> [SET PROBLEM]: Locate the lines where "informazioni" occurs and copy them as they stand.

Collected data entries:

--------------------

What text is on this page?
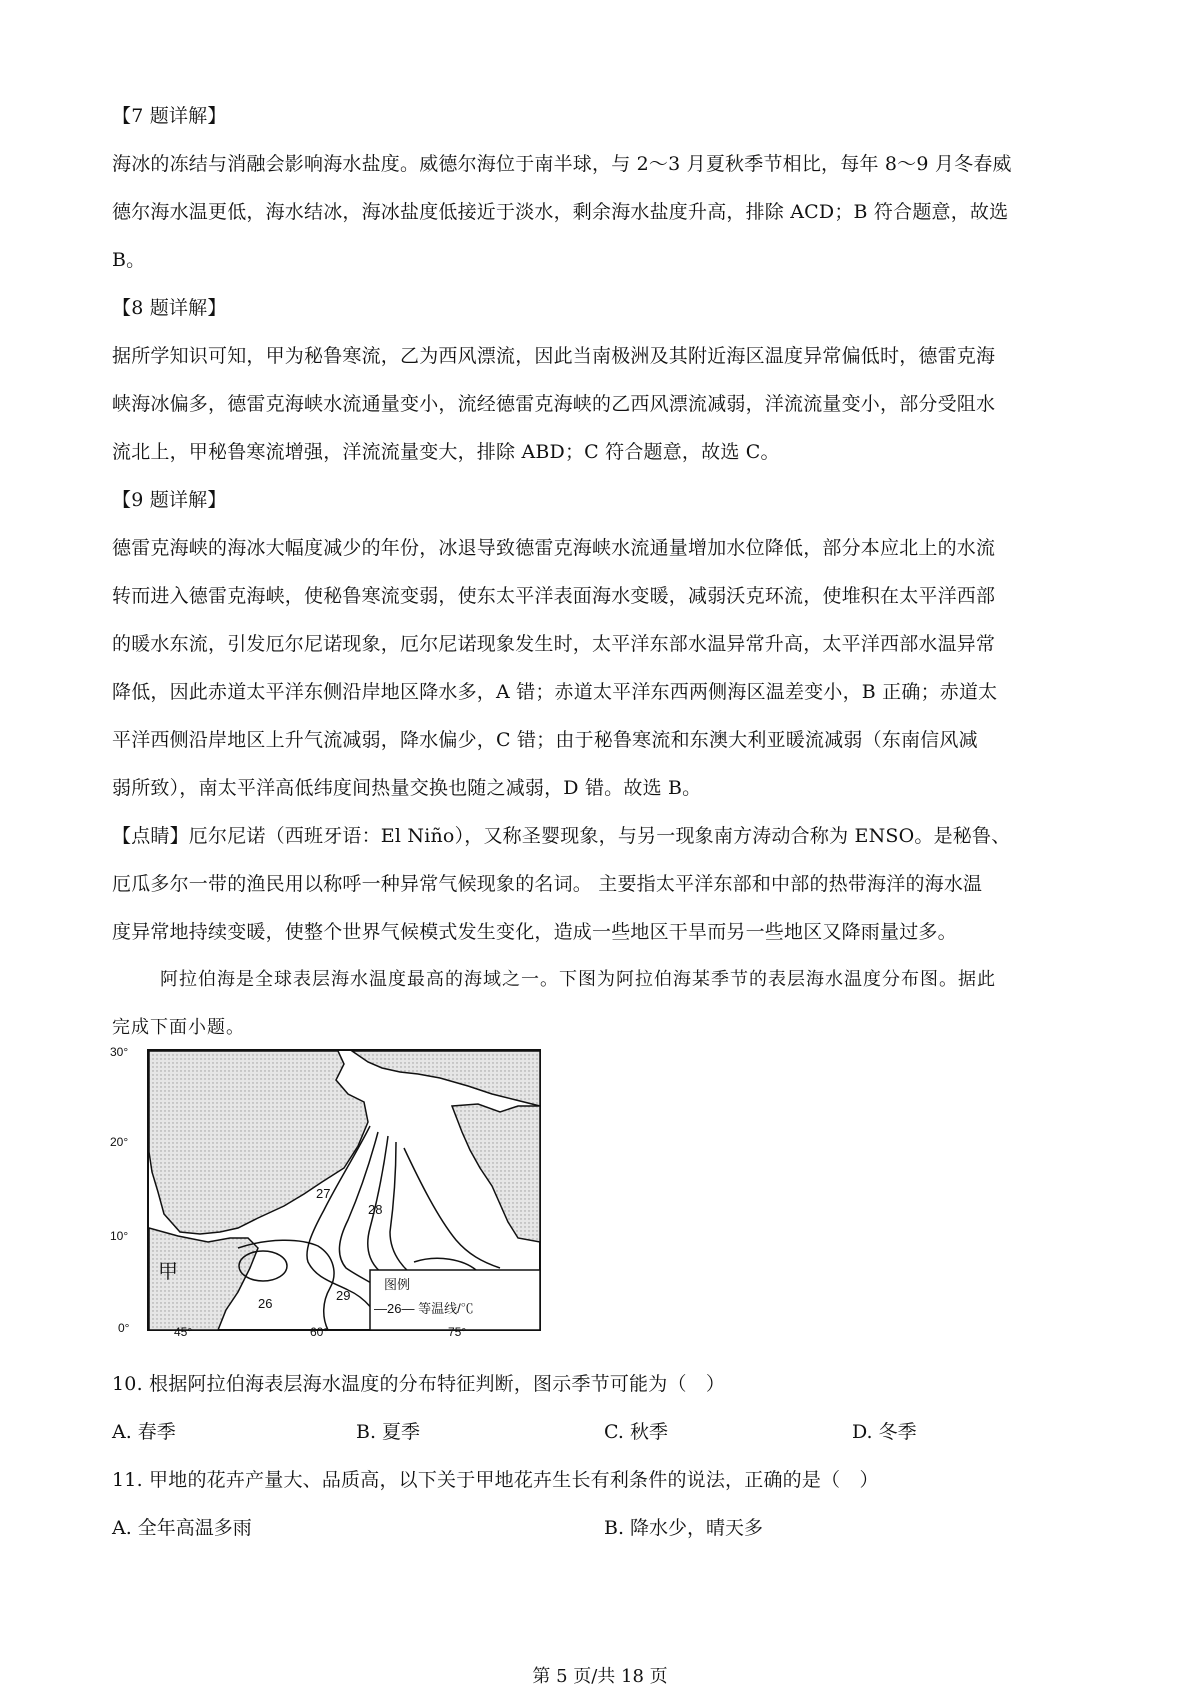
【7 题详解】
海冰的冻结与消融会影响海水盐度。威德尔海位于南半球，与 2～3 月夏秋季节相比，每年 8～9 月冬春威
德尔海水温更低，海水结冰，海冰盐度低接近于淡水，剩余海水盐度升高，排除 ACD；B 符合题意，故选
B。
【8 题详解】
据所学知识可知，甲为秘鲁寒流，乙为西风漂流，因此当南极洲及其附近海区温度异常偏低时，德雷克海
峡海冰偏多，德雷克海峡水流通量变小，流经德雷克海峡的乙西风漂流减弱，洋流流量变小，部分受阻水
流北上，甲秘鲁寒流增强，洋流流量变大，排除 ABD；C 符合题意，故选 C。
【9 题详解】
德雷克海峡的海冰大幅度减少的年份，冰退导致德雷克海峡水流通量增加水位降低，部分本应北上的水流
转而进入德雷克海峡，使秘鲁寒流变弱，使东太平洋表面海水变暖，减弱沃克环流，使堆积在太平洋西部
的暖水东流，引发厄尔尼诺现象，厄尔尼诺现象发生时，太平洋东部水温异常升高，太平洋西部水温异常
降低，因此赤道太平洋东侧沿岸地区降水多，A 错；赤道太平洋东西两侧海区温差变小，B 正确；赤道太
平洋西侧沿岸地区上升气流减弱，降水偏少，C 错；由于秘鲁寒流和东澳大利亚暖流减弱（东南信风减
弱所致），南太平洋高低纬度间热量交换也随之减弱，D 错。故选 B。
【点睛】厄尔尼诺（西班牙语：El Niño），又称圣婴现象，与另一现象南方涛动合称为 ENSO。是秘鲁、
厄瓜多尔一带的渔民用以称呼一种异常气候现象的名词。 主要指太平洋东部和中部的热带海洋的海水温
度异常地持续变暖，使整个世界气候模式发生变化，造成一些地区干旱而另一些地区又降雨量过多。
阿拉伯海是全球表层海水温度最高的海域之一。下图为阿拉伯海某季节的表层海水温度分布图。据此
完成下面小题。
图例
—26— 等温线/℃
27
28
26
29
甲
30°
20°
10°
0°	45°	60°	75°
10. 根据阿拉伯海表层海水温度的分布特征判断，图示季节可能为（　）
A. 春季	B. 夏季	C. 秋季	D. 冬季
11. 甲地的花卉产量大、品质高，以下关于甲地花卉生长有利条件的说法，正确的是（　）
A. 全年高温多雨	B. 降水少，晴天多
第 5 页/共 18 页
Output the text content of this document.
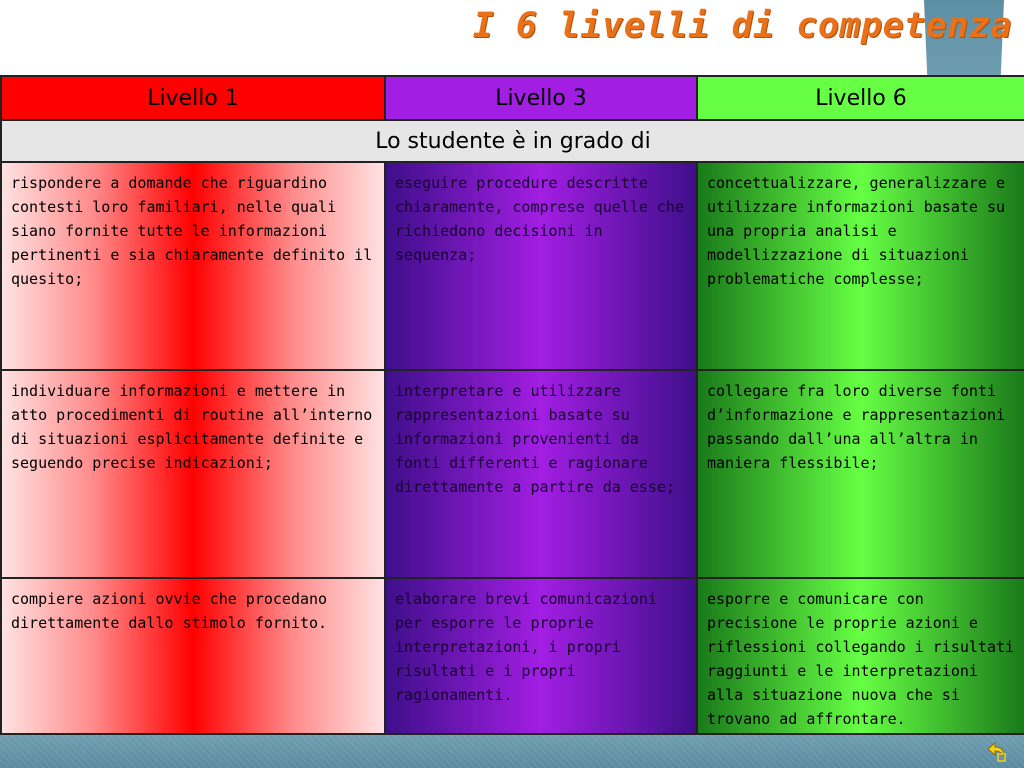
I 6 livelli di competenza
Livello 1	Livello 3	Livello 6
Lo studente è in grado di		
rispondere a domande che riguardino contesti loro familiari, nelle quali siano fornite tutte le informazioni pertinenti e sia chiaramente definito il quesito;	eseguire procedure descritte chiaramente, comprese quelle che richiedono decisioni in sequenza;	concettualizzare, generalizzare e utilizzare informazioni basate su una propria analisi e modellizzazione di situazioni problematiche complesse;
individuare informazioni e mettere in atto procedimenti di routine all’interno di situazioni esplicitamente definite e seguendo precise indicazioni;	interpretare e utilizzare rappresentazioni basate su informazioni provenienti da fonti differenti e ragionare direttamente a partire da esse;	collegare fra loro diverse fonti d’informazione e rappresentazioni passando dall’una all’altra in maniera flessibile;
compiere azioni ovvie che procedano direttamente dallo stimolo fornito.	elaborare brevi comunicazioni per esporre le proprie interpretazioni, i propri risultati e i propri ragionamenti.	esporre e comunicare con precisione le proprie azioni e riflessioni collegando i risultati raggiunti e le interpretazioni alla situazione nuova che si trovano ad affrontare.
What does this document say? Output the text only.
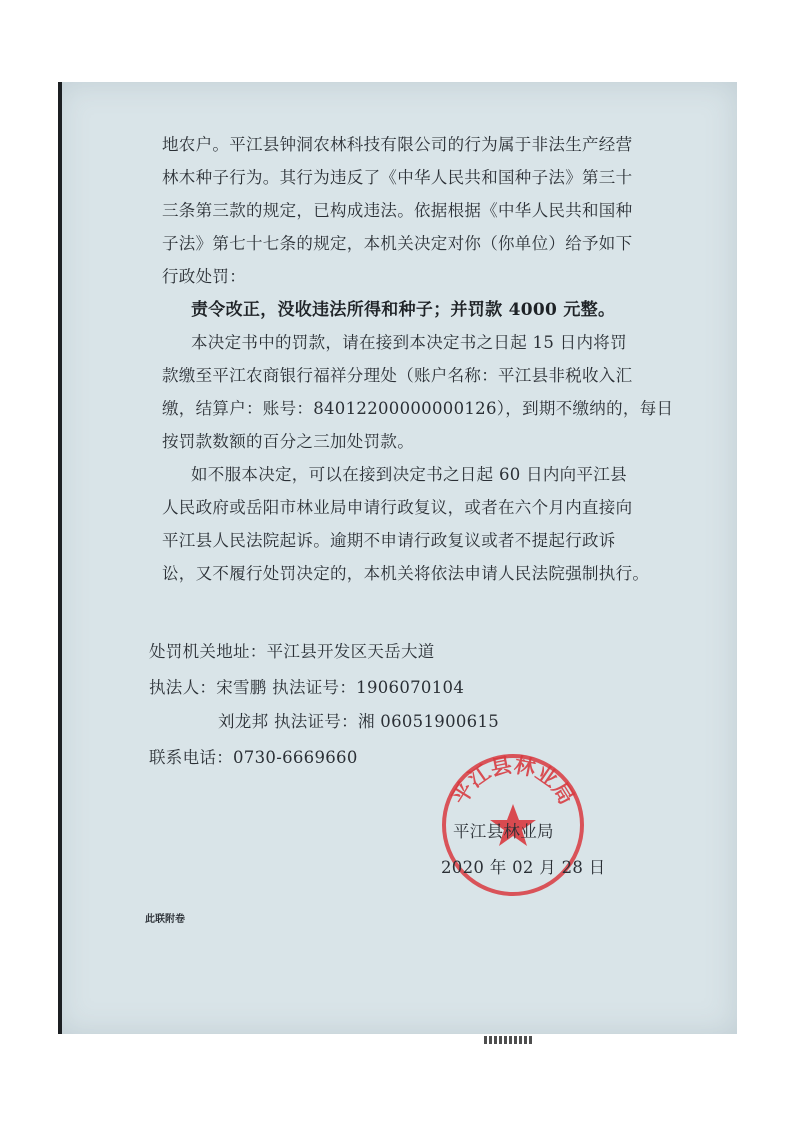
地农户。平江县钟洞农林科技有限公司的行为属于非法生产经营
林木种子行为。其行为违反了《中华人民共和国种子法》第三十
三条第三款的规定，已构成违法。依据根据《中华人民共和国种
子法》第七十七条的规定，本机关决定对你（你单位）给予如下
行政处罚：
责令改正，没收违法所得和种子；并罚款 4000 元整。
本决定书中的罚款，请在接到本决定书之日起 15 日内将罚
款缴至平江农商银行福祥分理处（账户名称：平江县非税收入汇
缴，结算户：账号：84012200000000126），到期不缴纳的，每日
按罚款数额的百分之三加处罚款。
如不服本决定，可以在接到决定书之日起 60 日内向平江县
人民政府或岳阳市林业局申请行政复议，或者在六个月内直接向
平江县人民法院起诉。逾期不申请行政复议或者不提起行政诉
讼，又不履行处罚决定的，本机关将依法申请人民法院强制执行。
处罚机关地址：平江县开发区天岳大道
执法人：宋雪鹏 执法证号：1906070104
刘龙邦 执法证号：湘 06051900615
联系电话：0730-6669660
平江县林业局
平江县林业局
2020 年 02 月 28 日
此联附卷
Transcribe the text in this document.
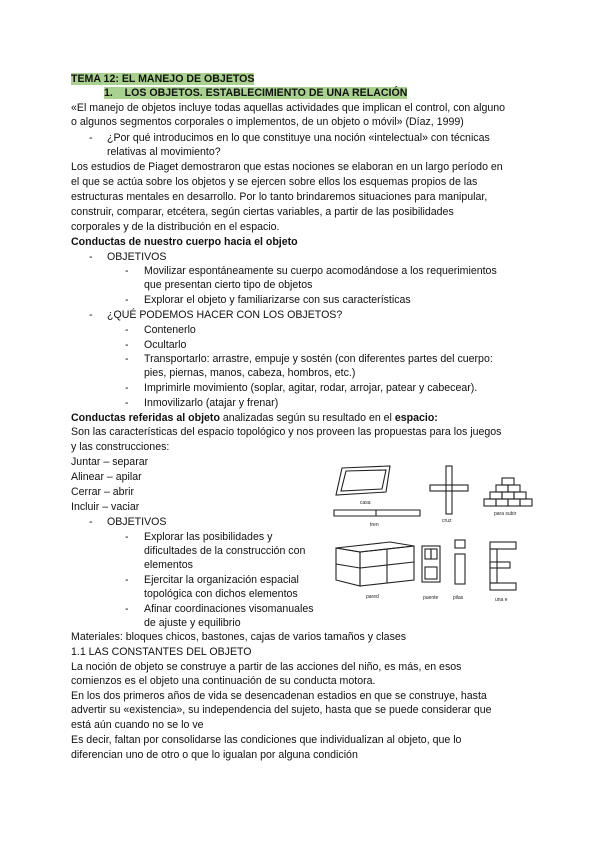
TEMA 12: EL MANEJO DE OBJETOS
1. LOS OBJETOS. ESTABLECIMIENTO DE UNA RELACIÓN
«El manejo de objetos incluye todas aquellas actividades que implican el control, con alguno
o algunos segmentos corporales o implementos, de un objeto o móvil» (Díaz, 1999)
- ¿Por qué introducimos en lo que constituye una noción «intelectual» con técnicas
relativas al movimiento?
Los estudios de Piaget demostraron que estas nociones se elaboran en un largo período en
el que se actúa sobre los objetos y se ejercen sobre ellos los esquemas propios de las
estructuras mentales en desarrollo. Por lo tanto brindaremos situaciones para manipular,
construir, comparar, etcétera, según ciertas variables, a partir de las posibilidades
corporales y de la distribución en el espacio.
Conductas de nuestro cuerpo hacia el objeto
- OBJETIVOS
- Movilizar espontáneamente su cuerpo acomodándose a los requerimientos
que presentan cierto tipo de objetos
- Explorar el objeto y familiarizarse con sus características
- ¿QUÉ PODEMOS HACER CON LOS OBJETOS?
- Contenerlo
- Ocultarlo
- Transportarlo: arrastre, empuje y sostén (con diferentes partes del cuerpo:
pies, piernas, manos, cabeza, hombros, etc.)
- Imprimirle movimiento (soplar, agitar, rodar, arrojar, patear y cabecear).
- Inmovilizarlo (atajar y frenar)
Conductas referidas al objeto analizadas según su resultado en el espacio:
Son las características del espacio topológico y nos proveen las propuestas para los juegos
y las construcciones:
Juntar – separar
Alinear – apilar
Cerrar – abrir
Incluir – vaciar
- OBJETIVOS
- Explorar las posibilidades y
dificultades de la construcción con
elementos
- Ejercitar la organización espacial
topológica con dichos elementos
- Afinar coordinaciones visomanuales
de ajuste y equilibrio
casa
cruz
para subir
tren
pared	puente	pilas	una e
Materiales: bloques chicos, bastones, cajas de varios tamaños y clases
1.1 LAS CONSTANTES DEL OBJETO
La noción de objeto se construye a partir de las acciones del niño, es más, en esos
comienzos es el objeto una continuación de su conducta motora.
En los dos primeros años de vida se desencadenan estadios en que se construye, hasta
advertir su «existencia», su independencia del sujeto, hasta que se puede considerar que
está aún cuando no se lo ve
Es decir, faltan por consolidarse las condiciones que individualizan al objeto, que lo
diferencian uno de otro o que lo igualan por alguna condición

--------------------

> [THE SOLUTION]:
rispondere a domande che riguardino contesti loro familiari, nelle quali siano fornite tutte le informazioni pertinenti e sia chiaramente definito il quesito;	eseguire procedure descritte chiaramente, comprese quelle che richiedono decisioni in sequenza;	concettualizzare, generalizzare e utilizzare informazioni basate su una propria analisi e modellizzazione di situazioni problematiche complesse;
individuare informazioni e mettere in atto procedimenti di routine all’interno di situazioni esplicitamente definite e seguendo precise indicazioni;	interpretare e utilizzare rappresentazioni basate su informazioni provenienti da fonti differenti e ragionare direttamente a partire da esse;	collegare fra loro diverse fonti d’informazione e rappresentazioni passando dall’una all’altra in maniera flessibile;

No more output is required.